## Source text
########

1. "The number of criminal prosecutions referred each year by the Internal Revenue Service (IRS) has risen by nearly a quarter — 23.4 percent — during the Obama administration when compared with the Bush years. "
2. "Convictions are also drawing slightly longer average prison terms — 27 months under Obama versus 25 months under Bush (see Table 1)."
3. "For both administrations, the odds have been roughly 50-50 that federal prosecutors will accept an IRS referral for criminal prosecution."
4. "[A] surge in IRS criminal investigations referred under Obama has fueled an increase in the number of cases prosecuted."
5. "Last year was a banner year for criminal prosecutions referred by the IRS. During FY 2013 the government reported 2,010 new prosecutions, a jump of 30.6 percent over the past fiscal year when the number of prosecutions totaled 1,539."
6. The report contains a graph (Figure 1) showing the number of criminal tax prosecutions for each year in the past 20 years. The graph shows 1993 as the high years, with a steady downward trend until the Bush years are reached in 2001, with a stead level until about 2010, a slight increase in 2011 and 2012 and a jump in 2013, but still in 2013 not as high as in 1993.
7. The top-ranked "lead" charges are, in order,
- tax perjury (§ 7206(2), here),
- tax evasion (§ 7201, here),
- fraudulently converting public money, property or records (18 USC 641, here),
- conspiracy (18 USC 371, here),
- false claims (18 USC 287, here),
- conspiracy to defraud by false claims (18 USC 286, here),
- money laundering (18 USC 1956, here)
- mail fraud (18 USC 1341, here),
- fraud and related activity re identity (18 USC 1028, here), and
- Structuring transactions to evade reporting requirements (31 USC 5324, here).

########

## Data
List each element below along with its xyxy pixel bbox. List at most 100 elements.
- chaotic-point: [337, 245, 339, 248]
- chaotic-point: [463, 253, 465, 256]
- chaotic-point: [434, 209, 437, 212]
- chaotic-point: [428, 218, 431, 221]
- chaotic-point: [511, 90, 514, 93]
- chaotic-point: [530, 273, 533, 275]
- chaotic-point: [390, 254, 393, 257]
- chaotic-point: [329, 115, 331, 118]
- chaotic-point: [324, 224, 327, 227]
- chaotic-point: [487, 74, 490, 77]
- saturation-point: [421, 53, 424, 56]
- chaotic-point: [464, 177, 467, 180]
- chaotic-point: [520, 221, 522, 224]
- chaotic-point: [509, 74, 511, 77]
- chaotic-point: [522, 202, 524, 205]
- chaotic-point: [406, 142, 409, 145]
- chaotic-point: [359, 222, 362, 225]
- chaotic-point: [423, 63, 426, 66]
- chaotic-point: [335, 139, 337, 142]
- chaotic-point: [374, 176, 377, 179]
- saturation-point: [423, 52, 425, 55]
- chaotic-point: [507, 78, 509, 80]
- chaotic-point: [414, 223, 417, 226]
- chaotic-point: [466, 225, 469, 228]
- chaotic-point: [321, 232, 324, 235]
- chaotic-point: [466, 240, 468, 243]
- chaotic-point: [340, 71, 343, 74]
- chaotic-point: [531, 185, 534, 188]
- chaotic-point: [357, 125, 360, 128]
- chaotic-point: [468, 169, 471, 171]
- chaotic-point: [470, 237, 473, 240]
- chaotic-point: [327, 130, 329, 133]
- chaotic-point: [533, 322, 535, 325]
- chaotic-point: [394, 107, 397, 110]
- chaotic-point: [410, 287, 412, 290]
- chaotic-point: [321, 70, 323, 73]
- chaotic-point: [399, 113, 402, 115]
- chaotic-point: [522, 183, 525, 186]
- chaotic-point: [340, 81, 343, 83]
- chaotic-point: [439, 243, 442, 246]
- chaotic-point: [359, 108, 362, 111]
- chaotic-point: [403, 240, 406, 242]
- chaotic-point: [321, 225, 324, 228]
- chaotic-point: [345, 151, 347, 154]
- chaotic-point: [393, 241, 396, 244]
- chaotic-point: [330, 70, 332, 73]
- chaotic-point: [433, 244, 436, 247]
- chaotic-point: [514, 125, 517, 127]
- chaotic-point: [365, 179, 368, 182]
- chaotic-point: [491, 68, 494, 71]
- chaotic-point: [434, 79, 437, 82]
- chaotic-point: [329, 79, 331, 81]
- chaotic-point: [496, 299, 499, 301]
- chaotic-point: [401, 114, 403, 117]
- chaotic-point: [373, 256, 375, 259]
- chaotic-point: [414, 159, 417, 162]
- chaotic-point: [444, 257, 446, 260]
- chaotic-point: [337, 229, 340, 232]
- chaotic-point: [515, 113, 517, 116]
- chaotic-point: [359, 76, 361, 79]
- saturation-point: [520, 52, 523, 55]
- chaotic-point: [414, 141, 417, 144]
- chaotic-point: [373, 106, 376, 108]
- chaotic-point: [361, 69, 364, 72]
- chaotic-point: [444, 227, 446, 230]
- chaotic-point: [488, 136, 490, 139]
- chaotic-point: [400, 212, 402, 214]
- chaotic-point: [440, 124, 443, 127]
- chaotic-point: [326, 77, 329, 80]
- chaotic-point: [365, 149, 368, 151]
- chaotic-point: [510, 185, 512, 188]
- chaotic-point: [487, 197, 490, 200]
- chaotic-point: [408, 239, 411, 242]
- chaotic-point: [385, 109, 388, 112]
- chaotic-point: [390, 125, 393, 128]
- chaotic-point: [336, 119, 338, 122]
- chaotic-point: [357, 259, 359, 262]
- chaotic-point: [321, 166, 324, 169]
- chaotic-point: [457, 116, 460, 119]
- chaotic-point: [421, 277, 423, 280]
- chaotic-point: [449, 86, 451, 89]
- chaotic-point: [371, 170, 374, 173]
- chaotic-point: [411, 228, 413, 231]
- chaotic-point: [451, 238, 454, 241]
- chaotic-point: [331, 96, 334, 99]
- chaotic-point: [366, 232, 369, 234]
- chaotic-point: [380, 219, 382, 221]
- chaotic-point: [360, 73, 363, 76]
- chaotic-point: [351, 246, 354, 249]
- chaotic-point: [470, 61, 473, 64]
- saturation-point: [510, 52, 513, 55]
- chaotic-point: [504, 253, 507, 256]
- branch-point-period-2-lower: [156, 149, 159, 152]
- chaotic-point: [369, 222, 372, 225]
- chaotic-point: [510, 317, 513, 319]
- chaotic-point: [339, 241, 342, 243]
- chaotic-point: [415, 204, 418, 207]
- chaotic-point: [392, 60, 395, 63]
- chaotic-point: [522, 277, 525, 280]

########

## Exercises
#1 Rewrite the text on IRS criminal prosecutions starting at "6. The report" and ending at "USC 1956, here)", renaming "tax perjury" as "filing a false tax return".
#2 Answer from the text on IRS criminal prosecutions.
(a) What was the average prison term for convictions under Obama?
(b) How many new prosecutions did the government report during FY 2013?
(c) What have the odds been that federal prosecutors will accept an IRS referral for criminal prosecution?

## Numbered responses
#1
6. The report contains a graph (Figure 1) showing the number of criminal tax prosecutions for each year in the past 20 years. The graph shows 1993 as the high years, with a steady downward trend until the Bush years are reached in 2001, with a stead level until about 2010, a slight increase in 2011 and 2012 and a jump in 2013, but still in 2013 not as high as in 1993.
7. The top-ranked "lead" charges are, in order,
- filing a false tax return (§ 7206(2), here),
- tax evasion (§ 7201, here),
- fraudulently converting public money, property or records (18 USC 641, here),
- conspiracy (18 USC 371, here),
- false claims (18 USC 287, here),
- conspiracy to defraud by false claims (18 USC 286, here),
- money laundering (18 USC 1956, here)

#2
(a) 27 months.
(b) 2,010.
(c) Roughly 50-50.